Do this:
Produce the listing below again, exactly as shown.

Dataset extract:
════════════════

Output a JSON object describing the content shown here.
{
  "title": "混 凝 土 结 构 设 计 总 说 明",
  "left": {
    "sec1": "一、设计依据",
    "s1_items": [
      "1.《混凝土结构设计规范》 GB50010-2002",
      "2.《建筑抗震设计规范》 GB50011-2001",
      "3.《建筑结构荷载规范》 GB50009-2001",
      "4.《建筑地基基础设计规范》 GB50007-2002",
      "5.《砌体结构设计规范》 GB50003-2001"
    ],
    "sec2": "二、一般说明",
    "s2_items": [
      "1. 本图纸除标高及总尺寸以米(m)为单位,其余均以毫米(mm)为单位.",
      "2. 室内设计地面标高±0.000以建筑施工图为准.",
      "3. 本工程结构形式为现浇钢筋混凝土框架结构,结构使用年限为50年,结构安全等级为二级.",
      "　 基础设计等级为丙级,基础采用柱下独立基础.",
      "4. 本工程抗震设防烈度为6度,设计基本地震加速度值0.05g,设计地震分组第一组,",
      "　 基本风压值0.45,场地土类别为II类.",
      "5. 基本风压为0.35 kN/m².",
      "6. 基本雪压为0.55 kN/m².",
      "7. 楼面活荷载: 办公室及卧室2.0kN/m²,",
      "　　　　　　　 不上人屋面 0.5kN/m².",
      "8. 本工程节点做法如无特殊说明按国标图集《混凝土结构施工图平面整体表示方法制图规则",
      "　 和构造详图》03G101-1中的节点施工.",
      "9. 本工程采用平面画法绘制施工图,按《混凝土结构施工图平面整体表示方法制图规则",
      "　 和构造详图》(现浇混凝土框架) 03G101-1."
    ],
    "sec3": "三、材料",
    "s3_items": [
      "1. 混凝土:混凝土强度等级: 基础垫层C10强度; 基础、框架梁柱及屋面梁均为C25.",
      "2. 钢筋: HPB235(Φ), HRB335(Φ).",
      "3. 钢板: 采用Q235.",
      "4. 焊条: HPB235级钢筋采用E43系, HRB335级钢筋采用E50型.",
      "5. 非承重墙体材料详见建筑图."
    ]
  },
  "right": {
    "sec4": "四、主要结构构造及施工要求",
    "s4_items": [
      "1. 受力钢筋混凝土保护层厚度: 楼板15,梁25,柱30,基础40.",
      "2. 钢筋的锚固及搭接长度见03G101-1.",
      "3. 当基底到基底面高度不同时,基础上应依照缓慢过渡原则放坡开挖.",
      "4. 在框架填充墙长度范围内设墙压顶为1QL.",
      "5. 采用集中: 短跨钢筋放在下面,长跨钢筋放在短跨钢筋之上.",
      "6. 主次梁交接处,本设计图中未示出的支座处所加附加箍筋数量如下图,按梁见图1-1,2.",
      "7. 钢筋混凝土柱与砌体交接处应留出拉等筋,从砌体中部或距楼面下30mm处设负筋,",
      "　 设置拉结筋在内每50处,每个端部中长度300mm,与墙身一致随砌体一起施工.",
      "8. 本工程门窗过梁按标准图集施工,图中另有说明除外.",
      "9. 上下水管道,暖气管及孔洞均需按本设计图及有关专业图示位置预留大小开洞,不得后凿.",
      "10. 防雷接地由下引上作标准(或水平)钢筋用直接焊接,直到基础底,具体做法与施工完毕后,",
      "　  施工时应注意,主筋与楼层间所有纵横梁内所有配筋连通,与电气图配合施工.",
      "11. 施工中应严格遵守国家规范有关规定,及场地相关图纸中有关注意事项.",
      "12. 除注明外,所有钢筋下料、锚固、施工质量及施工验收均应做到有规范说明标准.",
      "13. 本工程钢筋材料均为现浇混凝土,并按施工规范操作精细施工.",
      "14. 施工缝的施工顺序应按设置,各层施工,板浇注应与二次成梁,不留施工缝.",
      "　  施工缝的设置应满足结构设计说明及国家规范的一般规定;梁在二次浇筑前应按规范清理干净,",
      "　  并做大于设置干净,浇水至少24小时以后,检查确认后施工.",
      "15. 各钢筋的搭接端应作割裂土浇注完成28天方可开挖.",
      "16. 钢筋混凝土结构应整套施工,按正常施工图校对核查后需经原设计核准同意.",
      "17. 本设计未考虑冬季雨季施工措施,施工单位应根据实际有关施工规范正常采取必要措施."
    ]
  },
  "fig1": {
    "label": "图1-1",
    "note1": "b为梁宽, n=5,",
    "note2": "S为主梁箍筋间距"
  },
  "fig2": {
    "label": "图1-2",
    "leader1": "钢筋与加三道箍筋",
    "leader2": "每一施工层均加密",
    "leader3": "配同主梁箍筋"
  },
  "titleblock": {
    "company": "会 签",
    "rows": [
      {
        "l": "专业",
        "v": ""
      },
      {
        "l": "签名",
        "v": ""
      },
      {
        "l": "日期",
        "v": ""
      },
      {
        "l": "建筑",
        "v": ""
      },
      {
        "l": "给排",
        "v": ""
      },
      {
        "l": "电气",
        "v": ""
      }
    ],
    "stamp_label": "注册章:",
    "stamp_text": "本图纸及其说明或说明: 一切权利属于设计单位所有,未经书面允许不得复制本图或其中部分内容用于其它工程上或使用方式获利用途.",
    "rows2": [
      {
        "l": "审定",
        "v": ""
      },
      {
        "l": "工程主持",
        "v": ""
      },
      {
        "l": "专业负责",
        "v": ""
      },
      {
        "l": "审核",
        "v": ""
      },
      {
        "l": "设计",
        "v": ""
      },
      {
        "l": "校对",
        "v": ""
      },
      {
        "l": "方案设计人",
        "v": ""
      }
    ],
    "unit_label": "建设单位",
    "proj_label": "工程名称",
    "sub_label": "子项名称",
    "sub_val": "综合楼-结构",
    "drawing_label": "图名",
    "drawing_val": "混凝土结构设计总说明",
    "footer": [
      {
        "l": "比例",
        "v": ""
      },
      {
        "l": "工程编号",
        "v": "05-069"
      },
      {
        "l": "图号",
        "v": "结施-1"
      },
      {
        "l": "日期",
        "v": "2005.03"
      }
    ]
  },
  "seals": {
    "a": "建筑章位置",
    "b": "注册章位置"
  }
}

════════════════

Full solution:
Output a JSON object describing the content shown here.
{
  "title": "混 凝 土 结 构 设 计 总 说 明",
  "left": {
    "sec1": "一、设计依据",
    "s1_items": [
      "1.《混凝土结构设计规范》 GB50010-2002",
      "2.《建筑抗震设计规范》 GB50011-2001",
      "3.《建筑结构荷载规范》 GB50009-2001",
      "4.《建筑地基基础设计规范》 GB50007-2002",
      "5.《砌体结构设计规范》 GB50003-2001"
    ],
    "sec2": "二、一般说明",
    "s2_items": [
      "1. 本图纸除标高及总尺寸以米(m)为单位,其余均以毫米(mm)为单位.",
      "2. 室内设计地面标高±0.000以建筑施工图为准.",
      "3. 本工程结构形式为现浇钢筋混凝土框架结构,结构使用年限为50年,结构安全等级为二级.",
      "　 基础设计等级为丙级,基础采用柱下独立基础.",
      "4. 本工程抗震设防烈度为6度,设计基本地震加速度值0.05g,设计地震分组第一组,",
      "　 基本风压值0.45,场地土类别为II类.",
      "5. 基本风压为0.35 kN/m².",
      "6. 基本雪压为0.55 kN/m².",
      "7. 楼面活荷载: 办公室及卧室2.0kN/m²,",
      "　　　　　　　 不上人屋面 0.5kN/m².",
      "8. 本工程节点做法如无特殊说明按国标图集《混凝土结构施工图平面整体表示方法制图规则",
      "　 和构造详图》03G101-1中的节点施工.",
      "9. 本工程采用平面画法绘制施工图,按《混凝土结构施工图平面整体表示方法制图规则",
      "　 和构造详图》(现浇混凝土框架) 03G101-1."
    ],
    "sec3": "三、材料",
    "s3_items": [
      "1. 混凝土:混凝土强度等级: 基础垫层C10强度; 基础、框架梁柱及屋面梁均为C25.",
      "2. 钢筋: HPB235(Φ), HRB335(Φ).",
      "3. 钢板: 采用Q235.",
      "4. 焊条: HPB235级钢筋采用E43系, HRB335级钢筋采用E50型.",
      "5. 非承重墙体材料详见建筑图."
    ]
  },
  "right": {
    "sec4": "四、主要结构构造及施工要求",
    "s4_items": [
      "1. 受力钢筋混凝土保护层厚度: 楼板15,梁25,柱30,基础40.",
      "2. 钢筋的锚固及搭接长度见03G101-1.",
      "3. 当基底到基底面高度不同时,基础上应依照缓慢过渡原则放坡开挖.",
      "4. 在框架填充墙长度范围内设墙压顶为1QL.",
      "5. 采用集中: 短跨钢筋放在下面,长跨钢筋放在短跨钢筋之上.",
      "6. 主次梁交接处,本设计图中未示出的支座处所加附加箍筋数量如下图,按梁见图1-1,2.",
      "7. 钢筋混凝土柱与砌体交接处应留出拉等筋,从砌体中部或距楼面下30mm处设负筋,",
      "　 设置拉结筋在内每50处,每个端部中长度300mm,与墙身一致随砌体一起施工.",
      "8. 本工程门窗过梁按标准图集施工,图中另有说明除外.",
      "9. 上下水管道,暖气管及孔洞均需按本设计图及有关专业图示位置预留大小开洞,不得后凿.",
      "10. 防雷接地由下引上作标准(或水平)钢筋用直接焊接,直到基础底,具体做法与施工完毕后,",
      "　  施工时应注意,主筋与楼层间所有纵横梁内所有配筋连通,与电气图配合施工.",
      "11. 施工中应严格遵守国家规范有关规定,及场地相关图纸中有关注意事项.",
      "12. 除注明外,所有钢筋下料、锚固、施工质量及施工验收均应做到有规范说明标准.",
      "13. 本工程钢筋材料均为现浇混凝土,并按施工规范操作精细施工.",
      "14. 施工缝的施工顺序应按设置,各层施工,板浇注应与二次成梁,不留施工缝.",
      "　  施工缝的设置应满足结构设计说明及国家规范的一般规定;梁在二次浇筑前应按规范清理干净,",
      "　  并做大于设置干净,浇水至少24小时以后,检查确认后施工.",
      "15. 各钢筋的搭接端应作割裂土浇注完成28天方可开挖.",
      "16. 钢筋混凝土结构应整套施工,按正常施工图校对核查后需经原设计核准同意.",
      "17. 本设计未考虑冬季雨季施工措施,施工单位应根据实际有关施工规范正常采取必要措施."
    ]
  },
  "fig1": {
    "label": "图1-1",
    "note1": "b为梁宽, n=5,",
    "note2": "S为主梁箍筋间距"
  },
  "fig2": {
    "label": "图1-2",
    "leader1": "钢筋与加三道箍筋",
    "leader2": "每一施工层均加密",
    "leader3": "配同主梁箍筋"
  },
  "titleblock": {
    "company": "会 签",
    "rows": [
      {
        "l": "专业",
        "v": ""
      },
      {
        "l": "签名",
        "v": ""
      },
      {
        "l": "日期",
        "v": ""
      },
      {
        "l": "建筑",
        "v": ""
      },
      {
        "l": "给排",
        "v": ""
      },
      {
        "l": "电气",
        "v": ""
      }
    ],
    "stamp_label": "注册章:",
    "stamp_text": "本图纸及其说明或说明: 一切权利属于设计单位所有,未经书面允许不得复制本图或其中部分内容用于其它工程上或使用方式获利用途.",
    "rows2": [
      {
        "l": "审定",
        "v": ""
      },
      {
        "l": "工程主持",
        "v": ""
      },
      {
        "l": "专业负责",
        "v": ""
      },
      {
        "l": "审核",
        "v": ""
      },
      {
        "l": "设计",
        "v": ""
      },
      {
        "l": "校对",
        "v": ""
      },
      {
        "l": "方案设计人",
        "v": ""
      }
    ],
    "unit_label": "建设单位",
    "proj_label": "工程名称",
    "sub_label": "子项名称",
    "sub_val": "综合楼-结构",
    "drawing_label": "图名",
    "drawing_val": "混凝土结构设计总说明",
    "footer": [
      {
        "l": "比例",
        "v": ""
      },
      {
        "l": "工程编号",
        "v": "05-069"
      },
      {
        "l": "图号",
        "v": "结施-1"
      },
      {
        "l": "日期",
        "v": "2005.03"
      }
    ]
  },
  "seals": {
    "a": "建筑章位置",
    "b": "注册章位置"
  }
}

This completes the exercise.